● Text zum Lesen
-- -- --

Deutsche Wirtschaft Berlin nimmt Konzerne beim Thema Menschenrechte in die Pflicht
Die Selbstverpflichtung von Unternehmen genügt nicht, um die Einhaltung von Menschenrechtsstandards zu gewährleisten.
Berlin Die Bundesregierung macht beim Thema Menschenrechte Ernst: Die deutsche Wirtschaft muss Berlin detailliert Auskunft darüber geben, was die Firmen unternehmen, um die Einhaltung der Menschenrechte bei Tochtergesellschaften und Zulieferern im Ausland zu gewährleisten.
Dazu erhalten im August 1800 deutsche Unternehmen ein Schreiben von Ernst and Young (EY), der von der Regierung mit der Umsetzung des Monitorings beauftragten Wirtschaftsprüfungsgesellschaft. Von den Antworten macht die Große Koalition abhängig, ob sie eine Pflicht, auch bei ausländischen Lieferanten für Menschenrechte einzutreten, künftig gesetzlich festschreiben wird.

-- -- --

[Gespeicherte Einträge aus einer Sammlung]
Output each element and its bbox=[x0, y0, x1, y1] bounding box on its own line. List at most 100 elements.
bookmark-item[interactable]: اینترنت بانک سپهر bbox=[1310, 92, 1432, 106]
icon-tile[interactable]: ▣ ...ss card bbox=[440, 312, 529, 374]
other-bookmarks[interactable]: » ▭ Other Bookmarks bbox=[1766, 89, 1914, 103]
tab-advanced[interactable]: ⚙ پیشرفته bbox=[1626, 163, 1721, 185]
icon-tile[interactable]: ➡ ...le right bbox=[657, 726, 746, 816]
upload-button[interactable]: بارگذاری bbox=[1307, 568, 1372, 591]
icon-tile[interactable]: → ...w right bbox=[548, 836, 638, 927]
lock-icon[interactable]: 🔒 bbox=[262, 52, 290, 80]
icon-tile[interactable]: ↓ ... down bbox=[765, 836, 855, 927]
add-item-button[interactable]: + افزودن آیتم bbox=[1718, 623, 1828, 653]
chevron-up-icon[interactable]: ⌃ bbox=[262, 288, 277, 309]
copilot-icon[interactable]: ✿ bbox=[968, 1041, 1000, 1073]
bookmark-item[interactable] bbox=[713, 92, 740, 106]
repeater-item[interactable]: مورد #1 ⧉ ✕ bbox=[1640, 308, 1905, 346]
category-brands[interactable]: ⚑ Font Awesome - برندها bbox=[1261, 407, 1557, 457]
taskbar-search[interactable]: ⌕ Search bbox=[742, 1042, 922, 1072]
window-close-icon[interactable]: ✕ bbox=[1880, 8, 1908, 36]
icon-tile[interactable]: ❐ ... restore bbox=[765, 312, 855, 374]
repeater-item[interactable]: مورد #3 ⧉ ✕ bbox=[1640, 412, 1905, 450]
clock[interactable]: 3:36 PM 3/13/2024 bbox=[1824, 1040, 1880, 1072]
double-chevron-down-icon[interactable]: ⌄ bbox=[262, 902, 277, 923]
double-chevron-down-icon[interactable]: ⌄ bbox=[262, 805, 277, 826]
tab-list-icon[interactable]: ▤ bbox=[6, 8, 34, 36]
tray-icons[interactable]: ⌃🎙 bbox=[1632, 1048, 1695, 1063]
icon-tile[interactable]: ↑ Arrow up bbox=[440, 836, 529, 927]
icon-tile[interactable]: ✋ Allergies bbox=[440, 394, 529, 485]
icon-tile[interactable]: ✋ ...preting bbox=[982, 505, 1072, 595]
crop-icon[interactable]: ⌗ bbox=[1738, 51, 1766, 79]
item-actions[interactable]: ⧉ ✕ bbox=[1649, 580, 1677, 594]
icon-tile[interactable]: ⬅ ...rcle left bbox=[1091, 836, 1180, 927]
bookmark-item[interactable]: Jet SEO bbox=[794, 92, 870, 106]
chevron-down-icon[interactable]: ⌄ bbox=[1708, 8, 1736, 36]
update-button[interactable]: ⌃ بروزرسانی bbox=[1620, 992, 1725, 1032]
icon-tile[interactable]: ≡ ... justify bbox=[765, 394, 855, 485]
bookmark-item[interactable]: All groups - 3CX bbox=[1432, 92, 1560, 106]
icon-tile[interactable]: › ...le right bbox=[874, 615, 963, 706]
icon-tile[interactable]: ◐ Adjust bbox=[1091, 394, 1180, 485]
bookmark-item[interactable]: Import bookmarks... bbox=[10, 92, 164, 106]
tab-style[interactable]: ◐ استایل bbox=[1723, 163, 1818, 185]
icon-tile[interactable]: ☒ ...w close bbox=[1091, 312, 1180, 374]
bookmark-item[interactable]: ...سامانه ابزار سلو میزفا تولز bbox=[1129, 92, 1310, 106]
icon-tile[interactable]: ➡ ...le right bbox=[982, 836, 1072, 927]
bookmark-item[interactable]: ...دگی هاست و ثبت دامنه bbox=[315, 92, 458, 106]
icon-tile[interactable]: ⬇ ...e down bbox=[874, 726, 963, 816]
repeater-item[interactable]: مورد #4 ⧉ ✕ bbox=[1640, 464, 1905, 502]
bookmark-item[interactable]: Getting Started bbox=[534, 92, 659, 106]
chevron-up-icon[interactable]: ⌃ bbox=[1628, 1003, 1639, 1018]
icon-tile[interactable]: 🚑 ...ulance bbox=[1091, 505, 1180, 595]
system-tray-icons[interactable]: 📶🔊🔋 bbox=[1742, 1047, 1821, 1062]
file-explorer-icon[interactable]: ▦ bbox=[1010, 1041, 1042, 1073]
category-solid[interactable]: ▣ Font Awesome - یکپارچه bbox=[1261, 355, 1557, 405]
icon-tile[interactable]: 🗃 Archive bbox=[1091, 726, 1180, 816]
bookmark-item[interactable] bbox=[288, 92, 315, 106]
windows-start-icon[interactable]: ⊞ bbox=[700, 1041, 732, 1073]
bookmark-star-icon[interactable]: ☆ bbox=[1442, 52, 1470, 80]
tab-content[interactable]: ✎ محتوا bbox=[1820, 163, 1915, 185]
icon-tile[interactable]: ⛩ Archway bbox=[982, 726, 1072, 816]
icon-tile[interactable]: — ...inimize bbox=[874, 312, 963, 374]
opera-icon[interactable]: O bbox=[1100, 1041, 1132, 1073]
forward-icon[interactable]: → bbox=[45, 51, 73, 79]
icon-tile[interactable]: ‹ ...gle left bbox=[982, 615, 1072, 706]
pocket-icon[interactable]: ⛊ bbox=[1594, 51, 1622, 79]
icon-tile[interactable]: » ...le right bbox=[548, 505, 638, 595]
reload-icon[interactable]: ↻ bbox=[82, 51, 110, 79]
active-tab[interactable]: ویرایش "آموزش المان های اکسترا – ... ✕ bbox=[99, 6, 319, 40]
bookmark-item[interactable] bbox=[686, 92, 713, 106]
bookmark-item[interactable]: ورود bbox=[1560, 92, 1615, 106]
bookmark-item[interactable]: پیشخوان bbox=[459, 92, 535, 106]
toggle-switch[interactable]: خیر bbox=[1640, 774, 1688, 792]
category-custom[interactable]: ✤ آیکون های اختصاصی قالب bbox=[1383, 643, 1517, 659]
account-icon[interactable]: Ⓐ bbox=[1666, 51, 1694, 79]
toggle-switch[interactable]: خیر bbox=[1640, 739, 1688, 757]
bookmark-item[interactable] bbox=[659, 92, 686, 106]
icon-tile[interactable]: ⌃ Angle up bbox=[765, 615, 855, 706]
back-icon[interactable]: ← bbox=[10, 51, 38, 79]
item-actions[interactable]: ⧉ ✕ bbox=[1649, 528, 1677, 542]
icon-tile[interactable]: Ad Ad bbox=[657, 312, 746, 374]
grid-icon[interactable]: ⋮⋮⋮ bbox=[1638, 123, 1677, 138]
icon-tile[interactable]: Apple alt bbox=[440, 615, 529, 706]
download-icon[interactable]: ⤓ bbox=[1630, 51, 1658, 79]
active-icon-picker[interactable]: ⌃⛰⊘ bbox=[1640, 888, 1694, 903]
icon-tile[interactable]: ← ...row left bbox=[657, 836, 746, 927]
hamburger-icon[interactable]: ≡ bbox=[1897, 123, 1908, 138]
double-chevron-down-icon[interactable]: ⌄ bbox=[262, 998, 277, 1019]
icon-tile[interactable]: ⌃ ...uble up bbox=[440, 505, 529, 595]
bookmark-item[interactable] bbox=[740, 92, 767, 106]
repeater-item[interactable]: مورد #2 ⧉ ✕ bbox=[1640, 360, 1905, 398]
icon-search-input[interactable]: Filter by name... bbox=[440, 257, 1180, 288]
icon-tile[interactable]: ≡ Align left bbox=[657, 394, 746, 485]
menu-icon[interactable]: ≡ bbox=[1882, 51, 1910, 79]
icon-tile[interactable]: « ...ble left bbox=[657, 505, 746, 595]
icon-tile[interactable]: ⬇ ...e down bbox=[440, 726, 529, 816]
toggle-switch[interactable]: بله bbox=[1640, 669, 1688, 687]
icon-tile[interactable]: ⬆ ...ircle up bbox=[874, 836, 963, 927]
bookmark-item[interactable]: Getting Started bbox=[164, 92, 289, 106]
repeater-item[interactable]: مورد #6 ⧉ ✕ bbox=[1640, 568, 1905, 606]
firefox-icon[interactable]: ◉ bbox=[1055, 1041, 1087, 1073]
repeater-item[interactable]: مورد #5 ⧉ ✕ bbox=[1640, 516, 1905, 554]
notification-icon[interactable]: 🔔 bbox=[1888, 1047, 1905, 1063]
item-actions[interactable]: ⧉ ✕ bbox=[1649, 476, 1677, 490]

-- -- --

● Deine Aufgabe
Schreib den Artikel über deutsche Firmen und die Menschenrechte bei ihren Zulieferern im Ausland nach seinem letzten Satz weiter.

● Deine Antwort
Bisher gelten nur freiwillige Selbstverpflichtungen von Unternehmen, etwa im Textilbündnis zwischen Industrie und dem Entwicklungsministerium. „Der Koalitionsvertrag ist da ganz klar: Wenn die freiwillige Selbstverpflichtung nicht ausreicht, wird die Bundesregierung gesetzgeberisch tätig“, sagt Entwicklungsminister Gerd Müller (CDU).